BEGIN

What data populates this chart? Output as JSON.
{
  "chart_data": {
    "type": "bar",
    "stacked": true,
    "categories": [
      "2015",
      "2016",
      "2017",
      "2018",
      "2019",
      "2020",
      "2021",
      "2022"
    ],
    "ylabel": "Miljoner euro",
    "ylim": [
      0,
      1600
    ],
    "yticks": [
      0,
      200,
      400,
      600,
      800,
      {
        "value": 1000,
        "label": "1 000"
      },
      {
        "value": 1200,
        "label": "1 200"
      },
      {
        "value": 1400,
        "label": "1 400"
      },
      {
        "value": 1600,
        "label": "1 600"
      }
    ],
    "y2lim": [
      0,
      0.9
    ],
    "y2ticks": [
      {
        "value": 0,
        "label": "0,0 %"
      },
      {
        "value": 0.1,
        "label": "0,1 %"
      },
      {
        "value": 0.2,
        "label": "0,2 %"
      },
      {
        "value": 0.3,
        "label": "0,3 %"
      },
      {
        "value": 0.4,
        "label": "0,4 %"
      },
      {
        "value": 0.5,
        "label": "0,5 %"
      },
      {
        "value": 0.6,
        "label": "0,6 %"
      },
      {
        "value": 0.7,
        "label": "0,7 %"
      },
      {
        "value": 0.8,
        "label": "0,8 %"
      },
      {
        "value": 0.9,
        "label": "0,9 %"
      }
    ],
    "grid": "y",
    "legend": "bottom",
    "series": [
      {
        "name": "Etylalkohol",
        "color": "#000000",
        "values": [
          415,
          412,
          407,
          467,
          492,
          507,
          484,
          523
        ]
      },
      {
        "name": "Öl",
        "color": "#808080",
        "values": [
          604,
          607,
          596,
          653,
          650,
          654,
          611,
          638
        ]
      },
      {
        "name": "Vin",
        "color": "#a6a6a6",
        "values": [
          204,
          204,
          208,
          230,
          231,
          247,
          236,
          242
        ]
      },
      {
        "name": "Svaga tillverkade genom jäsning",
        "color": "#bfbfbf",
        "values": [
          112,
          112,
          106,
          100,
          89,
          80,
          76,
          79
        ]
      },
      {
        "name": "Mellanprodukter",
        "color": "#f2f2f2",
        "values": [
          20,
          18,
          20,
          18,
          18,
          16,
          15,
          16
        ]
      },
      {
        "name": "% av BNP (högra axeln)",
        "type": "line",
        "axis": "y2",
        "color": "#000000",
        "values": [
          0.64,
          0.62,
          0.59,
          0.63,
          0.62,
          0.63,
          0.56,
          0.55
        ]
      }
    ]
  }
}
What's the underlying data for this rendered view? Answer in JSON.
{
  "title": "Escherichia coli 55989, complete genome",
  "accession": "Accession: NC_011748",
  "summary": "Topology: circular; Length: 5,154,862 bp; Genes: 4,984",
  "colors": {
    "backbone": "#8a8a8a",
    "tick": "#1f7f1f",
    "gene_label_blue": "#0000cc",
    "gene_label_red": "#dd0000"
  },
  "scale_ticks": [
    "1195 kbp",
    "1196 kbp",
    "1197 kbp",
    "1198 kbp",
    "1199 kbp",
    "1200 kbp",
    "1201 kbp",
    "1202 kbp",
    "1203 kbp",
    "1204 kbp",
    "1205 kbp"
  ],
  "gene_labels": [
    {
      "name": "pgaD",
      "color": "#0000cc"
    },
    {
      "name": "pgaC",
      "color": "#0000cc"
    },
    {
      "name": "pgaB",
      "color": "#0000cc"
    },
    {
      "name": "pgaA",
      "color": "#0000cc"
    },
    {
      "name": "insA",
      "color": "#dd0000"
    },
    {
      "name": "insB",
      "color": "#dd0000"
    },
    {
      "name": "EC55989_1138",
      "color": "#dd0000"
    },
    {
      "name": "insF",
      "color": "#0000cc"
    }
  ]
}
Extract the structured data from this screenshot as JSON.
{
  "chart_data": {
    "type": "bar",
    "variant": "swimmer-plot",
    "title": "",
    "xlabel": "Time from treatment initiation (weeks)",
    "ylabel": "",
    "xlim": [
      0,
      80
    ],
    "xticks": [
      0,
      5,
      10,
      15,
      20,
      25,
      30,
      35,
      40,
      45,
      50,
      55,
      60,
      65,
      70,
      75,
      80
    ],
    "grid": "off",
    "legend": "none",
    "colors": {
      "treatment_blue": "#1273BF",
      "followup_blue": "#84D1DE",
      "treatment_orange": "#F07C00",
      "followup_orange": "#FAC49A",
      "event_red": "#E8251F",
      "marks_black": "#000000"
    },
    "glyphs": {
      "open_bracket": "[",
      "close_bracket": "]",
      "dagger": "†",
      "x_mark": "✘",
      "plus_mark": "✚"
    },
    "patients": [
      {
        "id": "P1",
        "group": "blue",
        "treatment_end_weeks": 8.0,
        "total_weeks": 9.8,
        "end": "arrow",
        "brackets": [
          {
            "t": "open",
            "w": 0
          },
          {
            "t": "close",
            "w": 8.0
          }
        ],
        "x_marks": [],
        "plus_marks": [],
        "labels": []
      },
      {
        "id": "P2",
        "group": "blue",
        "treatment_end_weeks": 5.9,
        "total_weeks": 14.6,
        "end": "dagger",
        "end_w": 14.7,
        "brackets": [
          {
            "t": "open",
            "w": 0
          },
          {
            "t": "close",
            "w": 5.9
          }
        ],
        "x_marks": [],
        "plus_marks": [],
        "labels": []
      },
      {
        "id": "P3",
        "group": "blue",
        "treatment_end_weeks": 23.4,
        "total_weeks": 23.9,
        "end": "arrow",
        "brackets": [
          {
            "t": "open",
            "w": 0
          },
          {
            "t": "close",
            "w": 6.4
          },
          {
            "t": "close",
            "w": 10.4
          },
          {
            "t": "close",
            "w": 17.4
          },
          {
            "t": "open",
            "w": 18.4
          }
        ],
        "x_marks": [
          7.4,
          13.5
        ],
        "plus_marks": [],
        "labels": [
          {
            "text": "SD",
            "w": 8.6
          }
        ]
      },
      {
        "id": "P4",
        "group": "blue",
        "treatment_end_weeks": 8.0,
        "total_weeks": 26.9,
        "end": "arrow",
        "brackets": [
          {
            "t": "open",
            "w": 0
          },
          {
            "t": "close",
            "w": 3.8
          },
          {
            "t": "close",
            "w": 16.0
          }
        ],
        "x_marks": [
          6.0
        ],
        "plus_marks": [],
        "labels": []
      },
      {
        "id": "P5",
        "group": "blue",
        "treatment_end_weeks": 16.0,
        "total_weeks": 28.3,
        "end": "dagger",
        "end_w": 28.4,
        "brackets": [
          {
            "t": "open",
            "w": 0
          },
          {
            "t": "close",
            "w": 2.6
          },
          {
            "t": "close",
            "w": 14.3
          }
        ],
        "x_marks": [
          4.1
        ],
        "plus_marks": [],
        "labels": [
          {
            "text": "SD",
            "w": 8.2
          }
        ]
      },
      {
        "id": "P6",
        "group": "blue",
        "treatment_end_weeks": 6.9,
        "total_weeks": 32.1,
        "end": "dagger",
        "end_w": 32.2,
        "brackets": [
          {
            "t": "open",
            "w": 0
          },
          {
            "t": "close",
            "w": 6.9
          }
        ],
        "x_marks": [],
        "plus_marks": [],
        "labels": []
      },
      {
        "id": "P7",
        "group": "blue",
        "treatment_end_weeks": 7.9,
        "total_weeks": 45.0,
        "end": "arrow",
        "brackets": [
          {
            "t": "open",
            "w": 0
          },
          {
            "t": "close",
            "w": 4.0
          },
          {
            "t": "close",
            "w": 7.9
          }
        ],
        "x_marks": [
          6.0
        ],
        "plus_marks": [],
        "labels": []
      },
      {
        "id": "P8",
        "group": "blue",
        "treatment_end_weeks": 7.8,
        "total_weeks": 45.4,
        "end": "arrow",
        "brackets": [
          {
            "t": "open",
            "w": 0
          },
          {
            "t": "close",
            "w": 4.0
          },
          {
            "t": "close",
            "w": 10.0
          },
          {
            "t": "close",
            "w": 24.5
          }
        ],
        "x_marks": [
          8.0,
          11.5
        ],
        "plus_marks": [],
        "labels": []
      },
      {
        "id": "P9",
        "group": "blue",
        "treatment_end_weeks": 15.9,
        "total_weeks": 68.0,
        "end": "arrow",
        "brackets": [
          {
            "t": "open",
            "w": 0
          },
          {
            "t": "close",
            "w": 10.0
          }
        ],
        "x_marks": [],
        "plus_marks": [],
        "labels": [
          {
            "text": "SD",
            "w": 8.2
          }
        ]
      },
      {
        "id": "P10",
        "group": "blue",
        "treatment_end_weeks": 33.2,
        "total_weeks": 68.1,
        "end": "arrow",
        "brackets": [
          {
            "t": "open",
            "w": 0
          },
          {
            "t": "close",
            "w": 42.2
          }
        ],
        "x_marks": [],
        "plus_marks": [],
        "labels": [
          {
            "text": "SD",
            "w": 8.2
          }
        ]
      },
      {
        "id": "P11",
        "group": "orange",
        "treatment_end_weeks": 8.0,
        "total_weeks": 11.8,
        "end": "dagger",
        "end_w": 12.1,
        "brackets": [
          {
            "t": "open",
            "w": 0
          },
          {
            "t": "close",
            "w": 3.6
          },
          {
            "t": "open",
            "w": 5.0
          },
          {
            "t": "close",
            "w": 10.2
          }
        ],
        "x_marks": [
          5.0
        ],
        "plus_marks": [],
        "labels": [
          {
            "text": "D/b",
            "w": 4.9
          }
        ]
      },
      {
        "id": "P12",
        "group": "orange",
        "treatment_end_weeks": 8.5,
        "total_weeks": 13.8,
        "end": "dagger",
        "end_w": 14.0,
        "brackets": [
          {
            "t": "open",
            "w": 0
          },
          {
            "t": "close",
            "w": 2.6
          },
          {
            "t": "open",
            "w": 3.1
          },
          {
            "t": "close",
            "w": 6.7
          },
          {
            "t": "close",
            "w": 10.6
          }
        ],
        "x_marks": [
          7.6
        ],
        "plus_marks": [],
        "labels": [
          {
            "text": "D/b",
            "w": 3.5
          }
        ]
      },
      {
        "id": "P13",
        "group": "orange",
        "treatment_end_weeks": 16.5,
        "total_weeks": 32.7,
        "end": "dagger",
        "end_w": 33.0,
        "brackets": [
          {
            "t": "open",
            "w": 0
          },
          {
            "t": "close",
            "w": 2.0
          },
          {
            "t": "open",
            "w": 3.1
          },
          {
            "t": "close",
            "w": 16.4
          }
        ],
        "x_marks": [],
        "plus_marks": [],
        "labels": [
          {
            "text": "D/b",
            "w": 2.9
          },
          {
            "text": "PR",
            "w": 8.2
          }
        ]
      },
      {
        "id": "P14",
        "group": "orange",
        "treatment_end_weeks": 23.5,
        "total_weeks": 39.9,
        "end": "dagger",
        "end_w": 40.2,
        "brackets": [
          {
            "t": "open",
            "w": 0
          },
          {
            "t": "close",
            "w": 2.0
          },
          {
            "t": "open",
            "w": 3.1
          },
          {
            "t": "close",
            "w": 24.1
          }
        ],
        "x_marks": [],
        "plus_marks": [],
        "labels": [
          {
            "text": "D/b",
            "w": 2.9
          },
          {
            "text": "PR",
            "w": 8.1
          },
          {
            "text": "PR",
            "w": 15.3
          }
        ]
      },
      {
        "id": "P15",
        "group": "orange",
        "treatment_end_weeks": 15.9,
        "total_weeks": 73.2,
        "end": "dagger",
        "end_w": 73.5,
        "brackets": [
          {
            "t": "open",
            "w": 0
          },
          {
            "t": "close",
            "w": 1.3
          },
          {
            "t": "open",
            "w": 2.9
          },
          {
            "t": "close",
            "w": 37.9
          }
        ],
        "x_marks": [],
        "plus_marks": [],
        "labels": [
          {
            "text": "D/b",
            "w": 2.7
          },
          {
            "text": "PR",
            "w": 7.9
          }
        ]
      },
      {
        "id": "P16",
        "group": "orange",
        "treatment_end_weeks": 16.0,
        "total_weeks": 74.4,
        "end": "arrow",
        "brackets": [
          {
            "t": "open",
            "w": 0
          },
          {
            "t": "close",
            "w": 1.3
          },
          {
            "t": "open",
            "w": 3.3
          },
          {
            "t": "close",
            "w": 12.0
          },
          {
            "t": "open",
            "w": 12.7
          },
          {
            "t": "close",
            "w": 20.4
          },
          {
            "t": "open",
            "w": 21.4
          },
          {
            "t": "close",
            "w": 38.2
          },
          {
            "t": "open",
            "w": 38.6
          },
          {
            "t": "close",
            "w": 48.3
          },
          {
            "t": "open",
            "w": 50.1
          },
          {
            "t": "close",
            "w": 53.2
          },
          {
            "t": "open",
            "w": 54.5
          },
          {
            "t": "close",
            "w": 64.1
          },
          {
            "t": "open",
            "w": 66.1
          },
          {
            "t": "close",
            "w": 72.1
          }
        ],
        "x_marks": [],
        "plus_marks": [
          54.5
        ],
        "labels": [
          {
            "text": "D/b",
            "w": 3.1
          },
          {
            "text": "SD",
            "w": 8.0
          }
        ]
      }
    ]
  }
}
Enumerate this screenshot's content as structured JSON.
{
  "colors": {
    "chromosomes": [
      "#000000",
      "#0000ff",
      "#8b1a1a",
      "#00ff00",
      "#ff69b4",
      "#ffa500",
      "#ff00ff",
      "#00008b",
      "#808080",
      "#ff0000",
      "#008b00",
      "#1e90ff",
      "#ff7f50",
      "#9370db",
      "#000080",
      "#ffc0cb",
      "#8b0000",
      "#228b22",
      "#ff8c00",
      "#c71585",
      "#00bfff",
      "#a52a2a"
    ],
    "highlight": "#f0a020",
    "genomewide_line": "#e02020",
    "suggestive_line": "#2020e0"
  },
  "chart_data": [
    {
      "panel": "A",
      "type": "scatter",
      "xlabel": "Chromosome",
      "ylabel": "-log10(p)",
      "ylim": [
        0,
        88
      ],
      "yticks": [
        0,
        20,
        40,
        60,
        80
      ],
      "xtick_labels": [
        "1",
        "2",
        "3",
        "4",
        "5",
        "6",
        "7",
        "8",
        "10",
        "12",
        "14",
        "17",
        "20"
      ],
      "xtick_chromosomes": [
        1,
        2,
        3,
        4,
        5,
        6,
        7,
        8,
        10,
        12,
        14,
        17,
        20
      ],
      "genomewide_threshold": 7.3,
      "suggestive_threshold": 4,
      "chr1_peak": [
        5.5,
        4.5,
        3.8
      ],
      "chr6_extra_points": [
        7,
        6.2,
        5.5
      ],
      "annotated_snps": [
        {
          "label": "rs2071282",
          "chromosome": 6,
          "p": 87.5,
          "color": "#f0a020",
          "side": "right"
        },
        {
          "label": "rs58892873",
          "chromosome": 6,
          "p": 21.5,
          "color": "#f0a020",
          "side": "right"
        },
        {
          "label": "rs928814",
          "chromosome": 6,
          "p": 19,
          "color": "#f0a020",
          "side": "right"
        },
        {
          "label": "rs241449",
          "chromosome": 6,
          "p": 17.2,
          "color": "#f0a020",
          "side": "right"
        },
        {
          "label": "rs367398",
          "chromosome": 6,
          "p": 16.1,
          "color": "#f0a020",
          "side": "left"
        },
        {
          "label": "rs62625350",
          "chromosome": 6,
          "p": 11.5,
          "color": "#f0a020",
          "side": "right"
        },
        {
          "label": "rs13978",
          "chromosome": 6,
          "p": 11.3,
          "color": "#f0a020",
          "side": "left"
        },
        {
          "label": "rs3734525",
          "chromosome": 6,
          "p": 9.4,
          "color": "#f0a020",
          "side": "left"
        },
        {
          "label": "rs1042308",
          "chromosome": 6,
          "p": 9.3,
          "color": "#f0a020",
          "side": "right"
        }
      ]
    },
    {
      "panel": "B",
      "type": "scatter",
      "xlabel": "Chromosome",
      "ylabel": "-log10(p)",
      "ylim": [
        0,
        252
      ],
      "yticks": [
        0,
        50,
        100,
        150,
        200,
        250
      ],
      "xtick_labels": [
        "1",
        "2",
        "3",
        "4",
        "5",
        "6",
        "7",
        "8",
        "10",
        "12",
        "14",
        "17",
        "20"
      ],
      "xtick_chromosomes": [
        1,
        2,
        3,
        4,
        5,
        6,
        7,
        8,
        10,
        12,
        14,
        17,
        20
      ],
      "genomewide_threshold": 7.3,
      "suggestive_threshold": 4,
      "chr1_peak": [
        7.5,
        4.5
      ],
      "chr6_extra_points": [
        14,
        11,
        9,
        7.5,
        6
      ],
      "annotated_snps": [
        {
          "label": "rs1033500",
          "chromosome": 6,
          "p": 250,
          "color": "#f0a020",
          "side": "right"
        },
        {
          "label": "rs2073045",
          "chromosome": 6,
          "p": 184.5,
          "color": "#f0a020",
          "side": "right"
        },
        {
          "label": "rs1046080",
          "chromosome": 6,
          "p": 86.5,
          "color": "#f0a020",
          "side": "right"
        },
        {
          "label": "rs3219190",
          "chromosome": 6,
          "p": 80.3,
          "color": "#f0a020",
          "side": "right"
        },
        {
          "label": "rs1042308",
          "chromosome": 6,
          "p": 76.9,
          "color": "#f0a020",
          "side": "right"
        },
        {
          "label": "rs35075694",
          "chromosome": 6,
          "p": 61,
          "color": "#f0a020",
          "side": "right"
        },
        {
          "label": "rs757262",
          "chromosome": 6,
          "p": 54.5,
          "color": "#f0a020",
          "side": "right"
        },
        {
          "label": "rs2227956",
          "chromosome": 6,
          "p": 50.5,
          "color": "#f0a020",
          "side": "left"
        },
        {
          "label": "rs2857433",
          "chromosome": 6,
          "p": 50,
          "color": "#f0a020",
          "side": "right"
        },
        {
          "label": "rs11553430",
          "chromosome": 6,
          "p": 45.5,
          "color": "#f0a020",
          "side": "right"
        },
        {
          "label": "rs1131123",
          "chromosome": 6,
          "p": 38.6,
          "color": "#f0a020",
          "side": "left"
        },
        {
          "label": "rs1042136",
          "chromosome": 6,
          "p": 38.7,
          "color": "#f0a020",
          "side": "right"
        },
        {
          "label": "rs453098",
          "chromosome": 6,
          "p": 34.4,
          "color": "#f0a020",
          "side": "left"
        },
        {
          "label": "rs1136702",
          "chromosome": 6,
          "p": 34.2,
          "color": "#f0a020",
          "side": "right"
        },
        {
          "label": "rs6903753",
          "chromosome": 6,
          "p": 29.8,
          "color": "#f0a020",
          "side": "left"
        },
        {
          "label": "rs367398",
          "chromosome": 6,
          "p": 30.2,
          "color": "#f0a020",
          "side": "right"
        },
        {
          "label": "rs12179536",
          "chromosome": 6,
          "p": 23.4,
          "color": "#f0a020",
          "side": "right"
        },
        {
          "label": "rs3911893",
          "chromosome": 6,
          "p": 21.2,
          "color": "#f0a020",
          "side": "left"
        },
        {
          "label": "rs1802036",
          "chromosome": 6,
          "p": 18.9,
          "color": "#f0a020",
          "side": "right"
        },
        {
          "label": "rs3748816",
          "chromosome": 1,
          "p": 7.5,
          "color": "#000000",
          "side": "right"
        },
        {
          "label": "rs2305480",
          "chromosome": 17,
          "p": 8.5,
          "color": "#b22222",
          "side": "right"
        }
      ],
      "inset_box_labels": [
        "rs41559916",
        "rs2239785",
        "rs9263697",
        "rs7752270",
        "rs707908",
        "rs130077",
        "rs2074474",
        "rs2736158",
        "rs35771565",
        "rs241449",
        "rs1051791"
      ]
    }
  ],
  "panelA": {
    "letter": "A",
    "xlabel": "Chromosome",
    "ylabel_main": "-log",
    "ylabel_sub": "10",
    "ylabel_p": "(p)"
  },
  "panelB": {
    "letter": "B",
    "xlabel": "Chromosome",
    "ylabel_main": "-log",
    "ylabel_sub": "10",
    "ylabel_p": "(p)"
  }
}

END

* _Problem description_: Using the records above, report each line with the string "title".

* _Your solution_:
  "title": "Escherichia coli 55989, complete genome",
    "title": "",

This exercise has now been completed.